Aim of the exercise
In the excerpt on Canadian media regulation, what does the writer say technology crushes?

Reading passage
4. Requiring private media companies to create an information ombudsman to ensure the journalistic integrity and social responsibility of news corporations

5. Limiting the foreign ownership of Canadian media and telecommunications industries

6. Strengthening the rights of media and telecom consumers; and

7. Enforcing “net neutrality” with clear and transparent rules to protect Canadians’ right to access freely the content of their choice.

In other words, the CRTC will continue on the road to irrelevancy, and the artificial cultural protections will erode even as they are supposedly strengthened. The Internet is a game changer, or in this case, a game killer. Within a few years bandwidth will be such that everything you've written will be pointless, and even laughable. Technology crushes cultural protectionism.

At the end of the day, ToadBrother, I suppose that, in this country and in my lifetime, my experience has left me with much more trust in arms-length public sector regulators and cultural organizations than in large media corporations. I certainly don't think they're perfect or that they don't need to be watched and checked as well.

Given information
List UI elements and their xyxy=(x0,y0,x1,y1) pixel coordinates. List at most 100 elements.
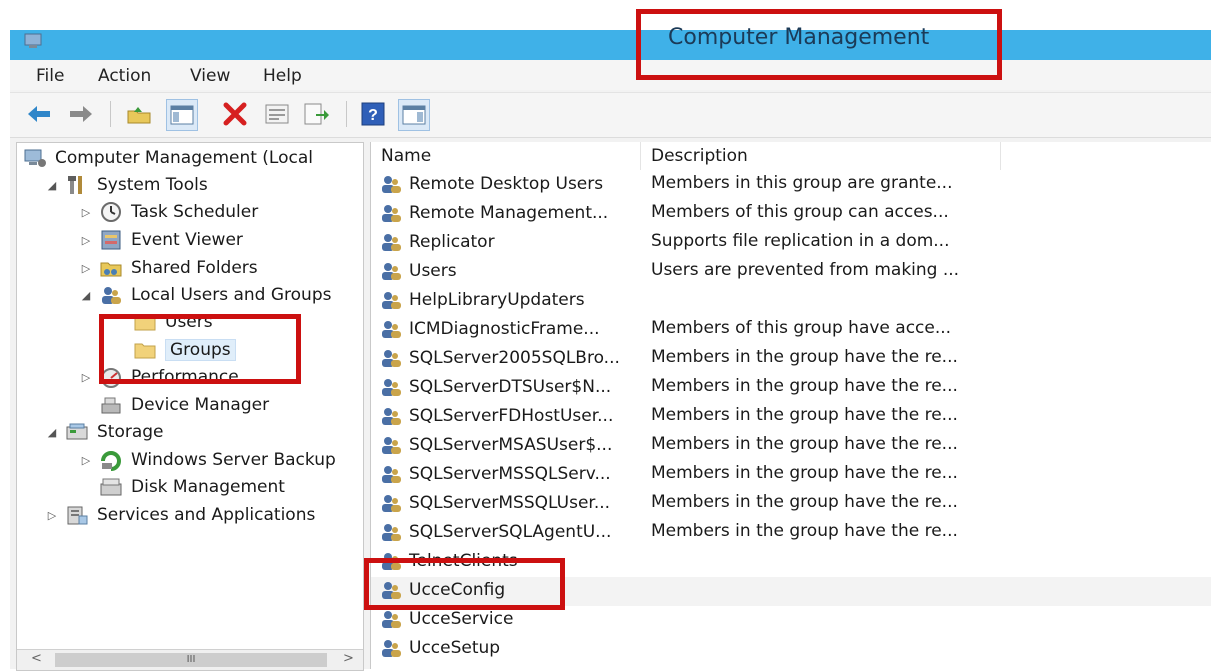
table-row[interactable]: Users Users are prevented from making ... xyxy=(371,258,1211,287)
tree-item-disk-management[interactable]: Disk Management xyxy=(99,474,285,500)
expand-arrow-icon[interactable]: ▷ xyxy=(45,509,59,522)
cell-description: Members of this group can acces... xyxy=(651,202,949,222)
table-row[interactable]: ICMDiagnosticFrame... Members of this gro… xyxy=(371,316,1211,345)
tree-item-shared-folders[interactable]: ▷ Shared Folders xyxy=(79,255,258,281)
forward-button[interactable] xyxy=(66,99,96,129)
tree-item-services-and-applications[interactable]: ▷ Services and Applications xyxy=(45,502,316,528)
up-folder-icon xyxy=(127,107,151,124)
highlight-box-title xyxy=(636,9,1002,80)
scroll-right-arrow[interactable]: > xyxy=(343,651,354,666)
cell-name: SQLServerSQLAgentU... xyxy=(379,521,641,543)
cell-name: SQLServerDTSUser$N... xyxy=(379,376,641,398)
event-viewer-icon xyxy=(99,229,123,251)
collapse-arrow-icon[interactable]: ◢ xyxy=(79,289,93,302)
computer-management-window: Computer Management File Action View Hel… xyxy=(10,9,1211,671)
desktop-edge xyxy=(0,0,10,669)
tree-label: Services and Applications xyxy=(97,505,316,525)
menu-view[interactable]: View xyxy=(190,66,230,86)
cell-name: HelpLibraryUpdaters xyxy=(379,289,641,311)
column-header-description[interactable]: Description xyxy=(641,142,1001,170)
group-name: SQLServerMSSQLServ... xyxy=(409,464,611,484)
toolbar-separator xyxy=(110,101,111,127)
export-list-icon xyxy=(304,103,329,125)
show-hide-action-pane-button[interactable] xyxy=(398,99,430,131)
delete-button[interactable] xyxy=(220,99,250,129)
cell-name: UcceService xyxy=(379,608,641,630)
expand-arrow-icon[interactable]: ▷ xyxy=(79,206,93,219)
tree-item-event-viewer[interactable]: ▷ Event Viewer xyxy=(79,227,243,253)
cell-description: Users are prevented from making ... xyxy=(651,260,960,280)
table-row[interactable]: Remote Desktop Users Members in this grou… xyxy=(371,171,1211,200)
help-button[interactable]: ? xyxy=(358,99,388,129)
table-row[interactable]: SQLServerMSSQLUser... Members in the grou… xyxy=(371,490,1211,519)
table-row[interactable]: SQLServerDTSUser$N... Members in the grou… xyxy=(371,374,1211,403)
storage-icon xyxy=(65,421,89,443)
table-row[interactable]: SQLServerSQLAgentU... Members in the grou… xyxy=(371,519,1211,548)
cell-name: UcceSetup xyxy=(379,637,641,659)
expand-arrow-icon[interactable]: ▷ xyxy=(79,234,93,247)
scroll-left-arrow[interactable]: < xyxy=(31,651,42,666)
back-button[interactable] xyxy=(24,99,54,129)
menu-help[interactable]: Help xyxy=(263,66,302,86)
cell-name: Replicator xyxy=(379,231,641,253)
group-name: SQLServerSQLAgentU... xyxy=(409,522,612,542)
backup-icon xyxy=(99,449,123,471)
tree-item-system-tools[interactable]: ◢ System Tools xyxy=(45,172,208,198)
tree-item-storage[interactable]: ◢ Storage xyxy=(45,419,164,445)
tree-item-computer-management[interactable]: Computer Management (Local xyxy=(23,145,313,171)
menu-action[interactable]: Action xyxy=(98,66,151,86)
export-list-button[interactable] xyxy=(302,99,332,129)
table-row[interactable]: SQLServerMSSQLServ... Members in the grou… xyxy=(371,461,1211,490)
group-name: Users xyxy=(409,261,457,281)
tree-item-local-users-and-groups[interactable]: ◢ Local Users and Groups xyxy=(79,282,332,308)
highlight-box-groups xyxy=(99,314,301,384)
collapse-arrow-icon[interactable]: ◢ xyxy=(45,179,59,192)
tree-item-task-scheduler[interactable]: ▷ Task Scheduler xyxy=(79,199,258,225)
up-one-level-button[interactable] xyxy=(124,99,154,129)
clock-icon xyxy=(99,201,123,223)
tree-horizontal-scrollbar[interactable]: < III > xyxy=(17,649,363,670)
expand-arrow-icon[interactable]: ▷ xyxy=(79,454,93,467)
tree-item-device-manager[interactable]: Device Manager xyxy=(99,392,269,418)
expand-arrow-icon[interactable]: ▷ xyxy=(79,371,93,384)
group-name: Replicator xyxy=(409,232,495,252)
cell-description: Members in the group have the re... xyxy=(651,376,958,396)
services-icon xyxy=(65,504,89,526)
group-icon xyxy=(379,405,409,427)
table-row[interactable]: SQLServer2005SQLBro... Members in the gro… xyxy=(371,345,1211,374)
tree-item-windows-server-backup[interactable]: ▷ Windows Server Backup xyxy=(79,447,336,473)
collapse-arrow-icon[interactable]: ◢ xyxy=(45,426,59,439)
table-row[interactable]: Remote Management... Members of this grou… xyxy=(371,200,1211,229)
group-name: SQLServer2005SQLBro... xyxy=(409,348,620,368)
svg-text:?: ? xyxy=(368,107,378,124)
group-name: UcceSetup xyxy=(409,638,501,658)
tree-label: Computer Management (Local xyxy=(55,148,313,168)
properties-button[interactable] xyxy=(262,99,292,129)
cell-description: Members in the group have the re... xyxy=(651,434,958,454)
table-row[interactable]: Replicator Supports file replication in a… xyxy=(371,229,1211,258)
table-row[interactable]: SQLServerFDHostUser... Members in the gro… xyxy=(371,403,1211,432)
scrollbar-thumb[interactable]: III xyxy=(55,653,327,667)
cell-description: Members in this group are grante... xyxy=(651,173,953,193)
menu-file[interactable]: File xyxy=(36,66,64,86)
tree-label: System Tools xyxy=(97,175,208,195)
toolbar-separator xyxy=(346,101,347,127)
column-header-name[interactable]: Name xyxy=(371,142,641,170)
group-icon xyxy=(379,173,409,195)
cell-name: Remote Management... xyxy=(379,202,641,224)
group-icon xyxy=(379,231,409,253)
expand-arrow-icon[interactable]: ▷ xyxy=(79,262,93,275)
group-icon xyxy=(379,434,409,456)
scrollbar-thumb-grip: III xyxy=(186,654,196,665)
show-hide-console-tree-button[interactable] xyxy=(166,99,198,131)
table-row[interactable]: UcceService xyxy=(371,606,1211,635)
cell-name: SQLServerMSSQLUser... xyxy=(379,492,641,514)
console-tree[interactable]: Computer Management (Local ◢ System Tool… xyxy=(16,142,364,671)
table-row[interactable]: UcceSetup xyxy=(371,635,1211,664)
table-row[interactable]: SQLServerMSASUser$... Members in the grou… xyxy=(371,432,1211,461)
title-bar[interactable]: Computer Management xyxy=(10,25,1211,60)
forward-arrow-icon xyxy=(70,106,92,122)
group-icon xyxy=(379,202,409,224)
tree-label: Device Manager xyxy=(131,395,270,415)
table-row[interactable]: HelpLibraryUpdaters xyxy=(371,287,1211,316)
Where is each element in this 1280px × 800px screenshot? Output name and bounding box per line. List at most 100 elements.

Completed exercise
Cultural protectionism.